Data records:
==============================
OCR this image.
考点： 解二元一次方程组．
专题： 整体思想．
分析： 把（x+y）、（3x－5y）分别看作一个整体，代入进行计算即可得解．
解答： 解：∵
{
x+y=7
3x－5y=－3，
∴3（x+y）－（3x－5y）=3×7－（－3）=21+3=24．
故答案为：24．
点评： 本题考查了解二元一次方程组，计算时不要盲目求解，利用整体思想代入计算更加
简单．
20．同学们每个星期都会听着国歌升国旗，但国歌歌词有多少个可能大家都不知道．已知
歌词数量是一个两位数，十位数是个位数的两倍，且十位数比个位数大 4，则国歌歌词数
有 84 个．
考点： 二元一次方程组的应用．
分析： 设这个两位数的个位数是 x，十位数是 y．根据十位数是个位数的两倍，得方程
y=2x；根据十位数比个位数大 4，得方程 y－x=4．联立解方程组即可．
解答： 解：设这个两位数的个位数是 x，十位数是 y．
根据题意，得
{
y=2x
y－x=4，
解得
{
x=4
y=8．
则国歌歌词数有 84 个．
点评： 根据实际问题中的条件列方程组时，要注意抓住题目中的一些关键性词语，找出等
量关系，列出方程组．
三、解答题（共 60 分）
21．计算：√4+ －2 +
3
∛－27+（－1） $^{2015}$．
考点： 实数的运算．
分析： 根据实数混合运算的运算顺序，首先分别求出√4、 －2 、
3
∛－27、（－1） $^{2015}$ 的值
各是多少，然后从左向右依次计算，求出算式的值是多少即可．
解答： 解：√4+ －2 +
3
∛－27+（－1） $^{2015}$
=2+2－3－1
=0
==============================
> **EXERCISE DESCRIPTION**:
Copy all lines from the data that hold the word "设这个两位数的个位数是".

> **WRITTEN RESPONSE**:
分析： 设这个两位数的个位数是 x，十位数是 y．根据十位数是个位数的两倍，得方程
解答： 解：设这个两位数的个位数是 x，十位数是 y．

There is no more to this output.